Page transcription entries
++++
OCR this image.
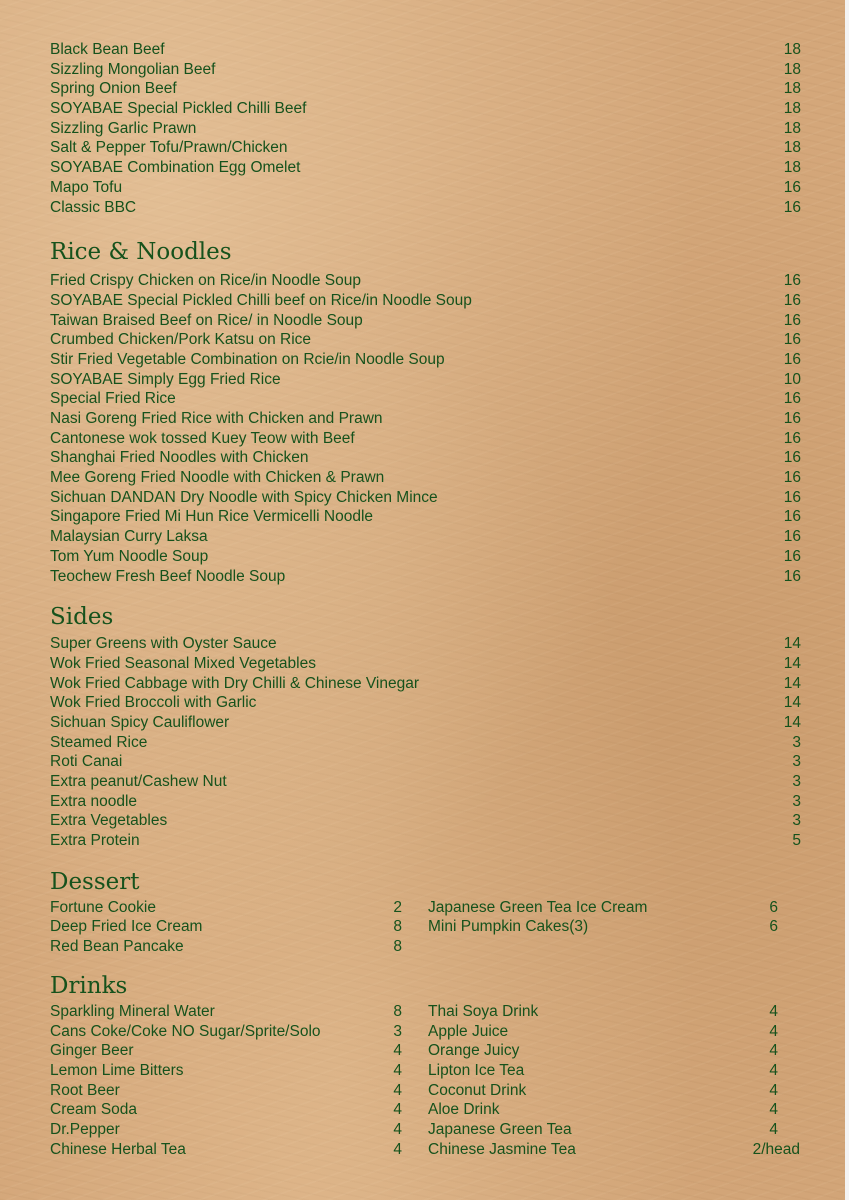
Black Bean Beef	18
Sizzling Mongolian Beef	18
Spring Onion Beef	18
SOYABAE Special Pickled Chilli Beef	18
Sizzling Garlic Prawn	18
Salt & Pepper Tofu/Prawn/Chicken	18
SOYABAE Combination Egg Omelet	18
Mapo Tofu	16
Classic BBC	16
Rice & Noodles
Fried Crispy Chicken on Rice/in Noodle Soup	16
SOYABAE Special Pickled Chilli beef on Rice/in Noodle Soup	16
Taiwan Braised Beef on Rice/ in Noodle Soup	16
Crumbed Chicken/Pork Katsu on Rice	16
Stir Fried Vegetable Combination on Rcie/in Noodle Soup	16
SOYABAE Simply Egg Fried Rice	10
Special Fried Rice	16
Nasi Goreng Fried Rice with Chicken and Prawn	16
Cantonese wok tossed Kuey Teow with Beef	16
Shanghai Fried Noodles with Chicken	16
Mee Goreng Fried Noodle with Chicken & Prawn	16
Sichuan DANDAN Dry Noodle with Spicy Chicken Mince	16
Singapore Fried Mi Hun Rice Vermicelli Noodle	16
Malaysian Curry Laksa	16
Tom Yum Noodle Soup	16
Teochew Fresh Beef Noodle Soup	16
Sides
Super Greens with Oyster Sauce	14
Wok Fried Seasonal Mixed Vegetables	14
Wok Fried Cabbage with Dry Chilli & Chinese Vinegar	14
Wok Fried Broccoli with Garlic	14
Sichuan Spicy Cauliflower	14
Steamed Rice	3
Roti Canai	3
Extra peanut/Cashew Nut	3
Extra noodle	3
Extra Vegetables	3
Extra Protein	5
Dessert
Fortune Cookie	2
Deep Fried Ice Cream	8
Red Bean Pancake	8
Japanese Green Tea Ice Cream	6
Mini Pumpkin Cakes(3)	6
Drinks
Sparkling Mineral Water	8
Cans Coke/Coke NO Sugar/Sprite/Solo	3
Ginger Beer	4
Lemon Lime Bitters	4
Root Beer	4
Cream Soda	4
Dr.Pepper	4
Chinese Herbal Tea	4
Thai Soya Drink	4
Apple Juice	4
Orange Juicy	4
Lipton Ice Tea	4
Coconut Drink	4
Aloe Drink	4
Japanese Green Tea	4
Chinese Jasmine Tea	2/head
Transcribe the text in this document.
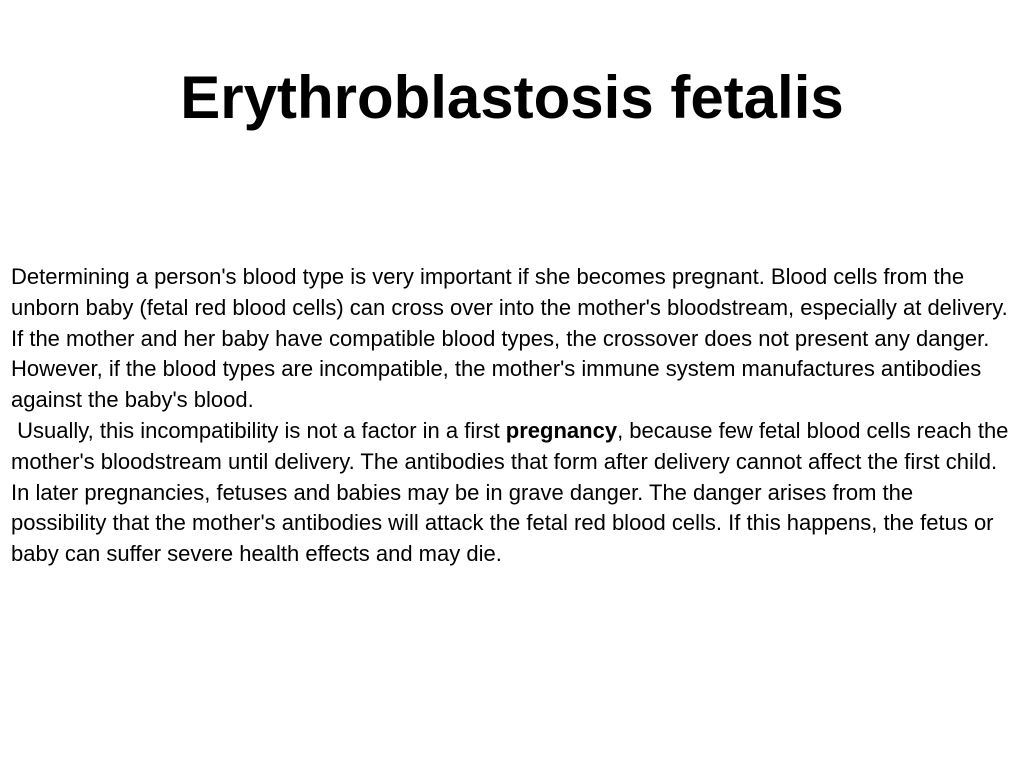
Erythroblastosis fetalis

Determining a person's blood type is very important if she becomes pregnant. Blood cells from the unborn baby (fetal red blood cells) can cross over into the mother's bloodstream, especially at delivery. If the mother and her baby have compatible blood types, the crossover does not present any danger. However, if the blood types are incompatible, the mother's immune system manufactures antibodies against the baby's blood.

Usually, this incompatibility is not a factor in a first pregnancy, because few fetal blood cells reach the mother's bloodstream until delivery. The antibodies that form after delivery cannot affect the first child. In later pregnancies, fetuses and babies may be in grave danger. The danger arises from the possibility that the mother's antibodies will attack the fetal red blood cells. If this happens, the fetus or baby can suffer severe health effects and may die.
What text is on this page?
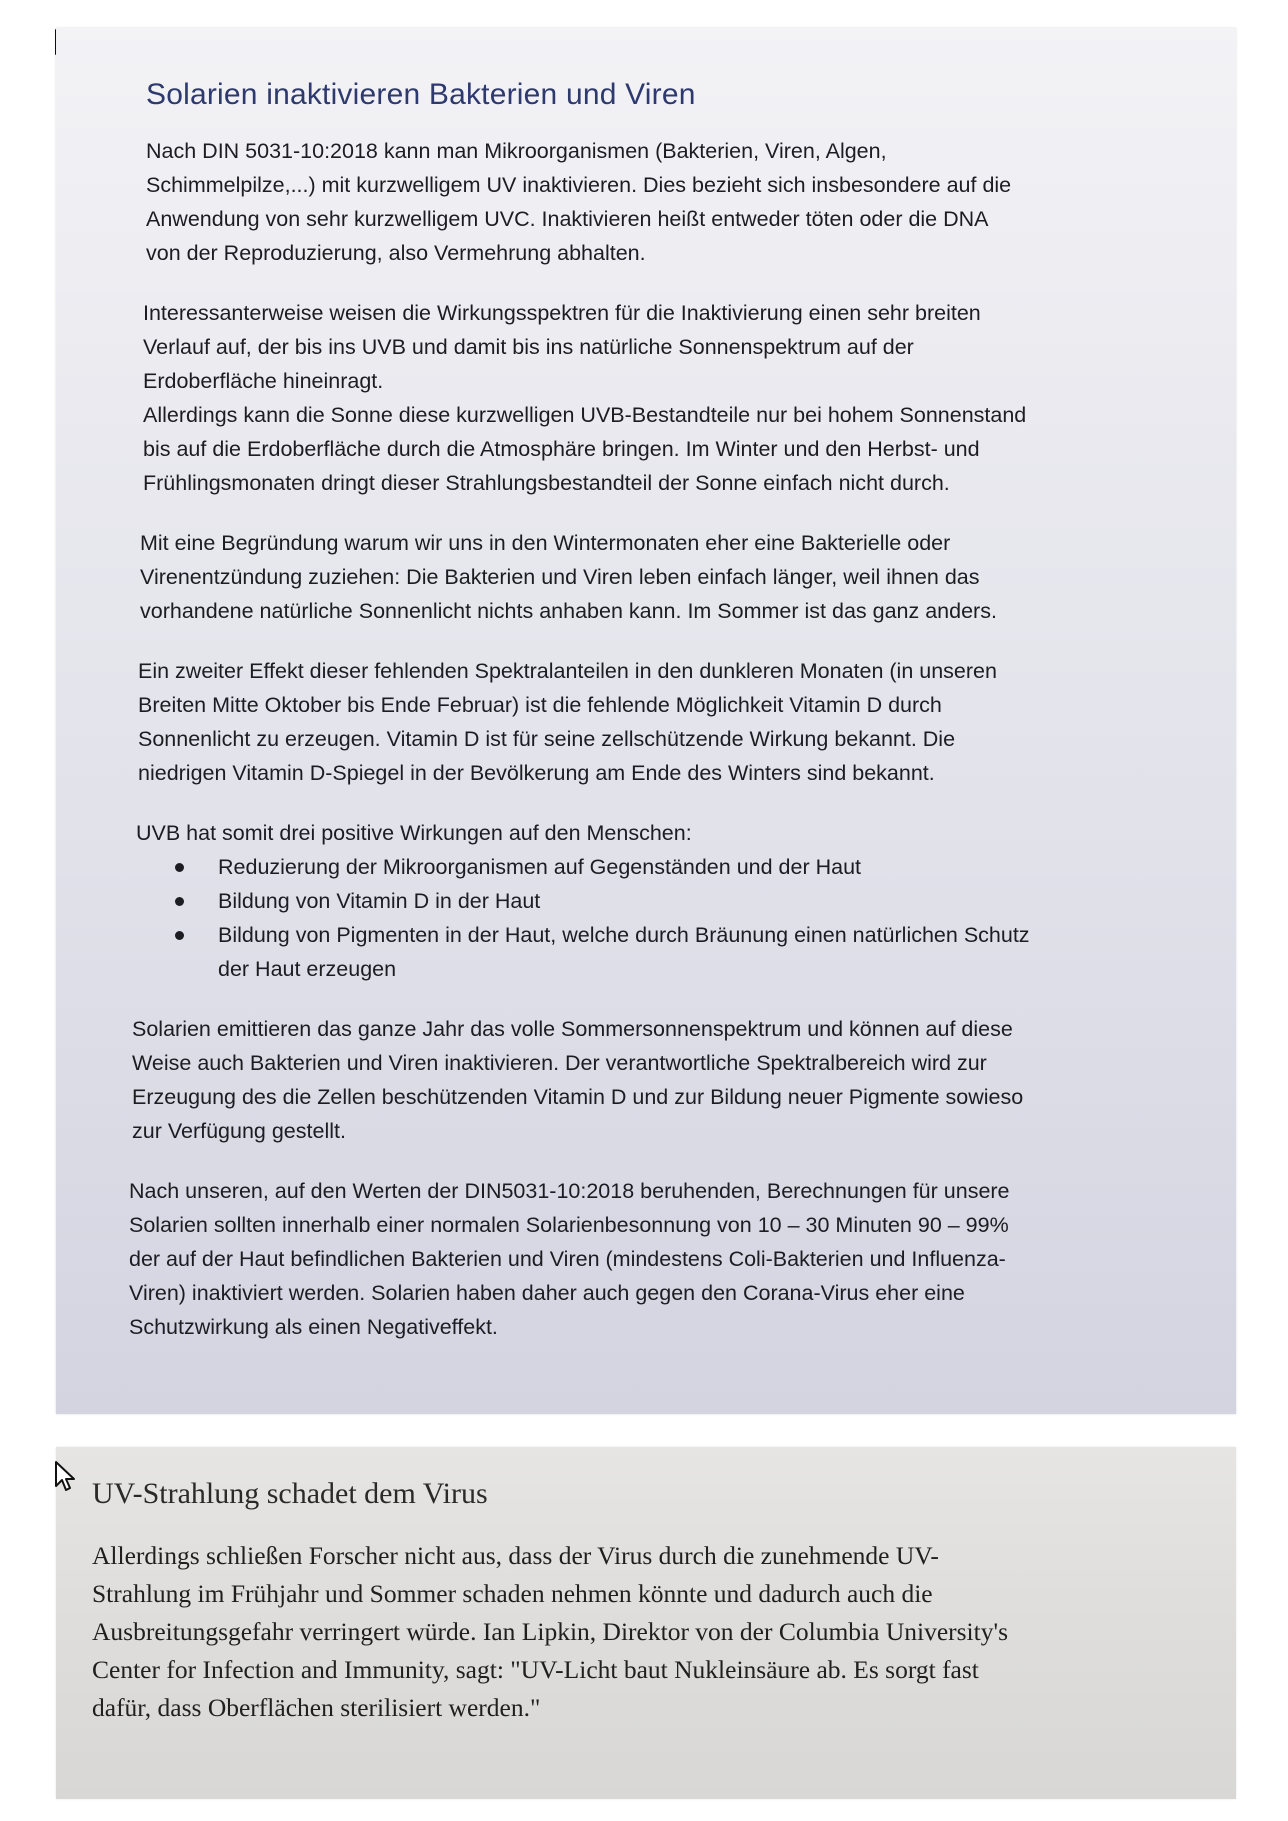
Solarien inaktivieren Bakterien und Viren
Nach DIN 5031-10:2018 kann man Mikroorganismen (Bakterien, Viren, Algen,
Schimmelpilze,...) mit kurzwelligem UV inaktivieren. Dies bezieht sich insbesondere auf die
Anwendung von sehr kurzwelligem UVC. Inaktivieren heißt entweder töten oder die DNA
von der Reproduzierung, also Vermehrung abhalten.
Interessanterweise weisen die Wirkungsspektren für die Inaktivierung einen sehr breiten
Verlauf auf, der bis ins UVB und damit bis ins natürliche Sonnenspektrum auf der
Erdoberfläche hineinragt.
Allerdings kann die Sonne diese kurzwelligen UVB-Bestandteile nur bei hohem Sonnenstand
bis auf die Erdoberfläche durch die Atmosphäre bringen. Im Winter und den Herbst- und
Frühlingsmonaten dringt dieser Strahlungsbestandteil der Sonne einfach nicht durch.
Mit eine Begründung warum wir uns in den Wintermonaten eher eine Bakterielle oder
Virenentzündung zuziehen: Die Bakterien und Viren leben einfach länger, weil ihnen das
vorhandene natürliche Sonnenlicht nichts anhaben kann. Im Sommer ist das ganz anders.
Ein zweiter Effekt dieser fehlenden Spektralanteilen in den dunkleren Monaten (in unseren
Breiten Mitte Oktober bis Ende Februar) ist die fehlende Möglichkeit Vitamin D durch
Sonnenlicht zu erzeugen. Vitamin D ist für seine zellschützende Wirkung bekannt. Die
niedrigen Vitamin D-Spiegel in der Bevölkerung am Ende des Winters sind bekannt.
UVB hat somit drei positive Wirkungen auf den Menschen:
Reduzierung der Mikroorganismen auf Gegenständen und der Haut
Bildung von Vitamin D in der Haut
Bildung von Pigmenten in der Haut, welche durch Bräunung einen natürlichen Schutz
der Haut erzeugen
Solarien emittieren das ganze Jahr das volle Sommersonnenspektrum und können auf diese
Weise auch Bakterien und Viren inaktivieren. Der verantwortliche Spektralbereich wird zur
Erzeugung des die Zellen beschützenden Vitamin D und zur Bildung neuer Pigmente sowieso
zur Verfügung gestellt.
Nach unseren, auf den Werten der DIN5031-10:2018 beruhenden, Berechnungen für unsere
Solarien sollten innerhalb einer normalen Solarienbesonnung von 10 – 30 Minuten 90 – 99%
der auf der Haut befindlichen Bakterien und Viren (mindestens Coli-Bakterien und Influenza-
Viren) inaktiviert werden. Solarien haben daher auch gegen den Corana-Virus eher eine
Schutzwirkung als einen Negativeffekt.
UV-Strahlung schadet dem Virus
Allerdings schließen Forscher nicht aus, dass der Virus durch die zunehmende UV-
Strahlung im Frühjahr und Sommer schaden nehmen könnte und dadurch auch die
Ausbreitungsgefahr verringert würde. Ian Lipkin, Direktor von der Columbia University's
Center for Infection and Immunity, sagt: "UV-Licht baut Nukleinsäure ab. Es sorgt fast
dafür, dass Oberflächen sterilisiert werden."
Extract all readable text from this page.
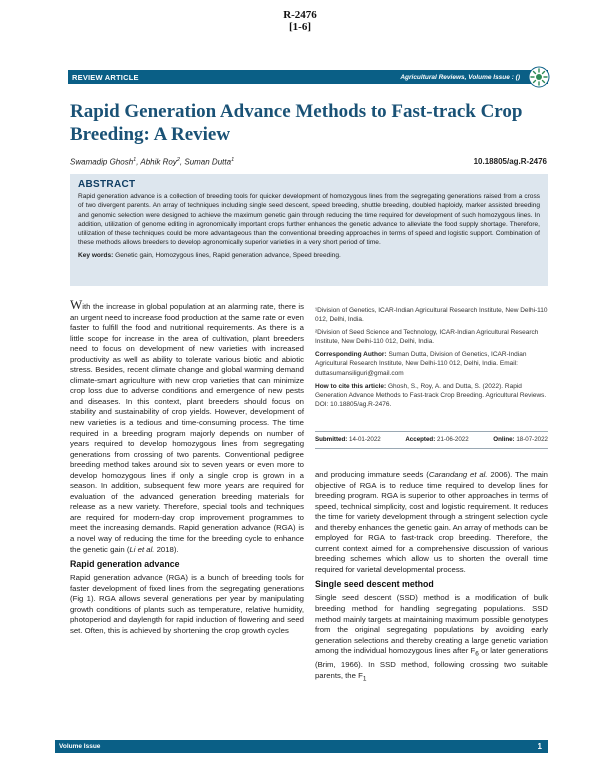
R-2476
[1-6]
REVIEW ARTICLE	Agricultural Reviews, Volume Issue : ()
Rapid Generation Advance Methods to Fast-track Crop Breeding: A Review
Swamadip Ghosh$^1$, Abhik Roy$^2$, Suman Dutta$^1$	10.18805/ag.R-2476
ABSTRACT

Rapid generation advance is a collection of breeding tools for quicker development of homozygous lines from the segregating generations raised from a cross of two divergent parents. An array of techniques including single seed descent, speed breeding, shuttle breeding, doubled haploidy, marker assisted breeding and genomic selection were designed to achieve the maximum genetic gain through reducing the time required for development of such homozygous lines. In addition, utilization of genome editing in agronomically important crops further enhances the genetic advance to alleviate the food supply shortage. Therefore, utilization of these techniques could be more advantageous than the conventional breeding approaches in terms of speed and logistic support. Combination of these methods allows breeders to develop agronomically superior varieties in a very short period of time.

Key words: Genetic gain, Homozygous lines, Rapid generation advance, Speed breeding.

With the increase in global population at an alarming rate, there is an urgent need to increase food production at the same rate or even faster to fulfill the food and nutritional requirements. As there is a little scope for increase in the area of cultivation, plant breeders need to focus on development of new varieties with increased productivity as well as ability to tolerate various biotic and abiotic stress. Besides, recent climate change and global warming demand climate-smart agriculture with new crop varieties that can minimize crop loss due to adverse conditions and emergence of new pests and diseases. In this context, plant breeders should focus on stability and sustainability of crop yields. However, development of new varieties is a tedious and time-consuming process. The time required in a breeding program majorly depends on number of years required to develop homozygous lines from segregating generations from crossing of two parents. Conventional pedigree breeding method takes around six to seven years or even more to develop homozygous lines if only a single crop is grown in a season. In addition, subsequent few more years are required for evaluation of the advanced generation breeding materials for release as a new variety. Therefore, special tools and techniques are required for modern-day crop improvement programmes to meet the increasing demands. Rapid generation advance (RGA) is a novel way of reducing the time for the breeding cycle to enhance the genetic gain (Li et al. 2018).

Rapid generation advance

Rapid generation advance (RGA) is a bunch of breeding tools for faster development of fixed lines from the segregating generations (Fig 1). RGA allows several generations per year by manipulating growth conditions of plants such as temperature, relative humidity, photoperiod and daylength for rapid induction of flowering and seed set. Often, this is achieved by shortening the crop growth cycles

¹Division of Genetics, ICAR-Indian Agricultural Research Institute, New Delhi-110 012, Delhi, India.

²Division of Seed Science and Technology, ICAR-Indian Agricultural Research Institute, New Delhi-110 012, Delhi, India.

Corresponding Author: Suman Dutta, Division of Genetics, ICAR-Indian Agricultural Research Institute, New Delhi-110 012, Delhi, India. Email: duttasumansiliguri@gmail.com

How to cite this article: Ghosh, S., Roy, A. and Dutta, S. (2022). Rapid Generation Advance Methods to Fast-track Crop Breeding. Agricultural Reviews. DOI: 10.18805/ag.R-2476.

Submitted: 14-01-2022	Accepted: 21-06-2022	Online: 18-07-2022

and producing immature seeds (Carandang et al. 2006). The main objective of RGA is to reduce time required to develop lines for breeding program. RGA is superior to other approaches in terms of speed, technical simplicity, cost and logistic requirement. It reduces the time for variety development through a stringent selection cycle and thereby enhances the genetic gain. An array of methods can be employed for RGA to fast-track crop breeding. Therefore, the current context aimed for a comprehensive discussion of various breeding schemes which allow us to shorten the overall time required for varietal developmental process.

Single seed descent method

Single seed descent (SSD) method is a modification of bulk breeding method for handling segregating populations. SSD method mainly targets at maintaining maximum possible genotypes from the original segregating populations by avoiding early generation selections and thereby creating a large genetic variation among the individual homozygous lines after $F_6$ or later generations (Brim, 1966). In SSD method, following crossing two suitable parents, the $F_1$

Volume Issue	1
++++
* Your instructions: Where a line of the data above includes the string "Delhi", pull it out.

* Answer to this task:
¹Division of Genetics, ICAR-Indian Agricultural Research Institute, New Delhi-110 012, Delhi, India.
²Division of Seed Science and Technology, ICAR-Indian Agricultural Research Institute, New Delhi-110 012, Delhi, India.
Corresponding Author: Suman Dutta, Division of Genetics, ICAR-Indian Agricultural Research Institute, New Delhi-110 012, Delhi, India. Email: duttasumansiliguri@gmail.com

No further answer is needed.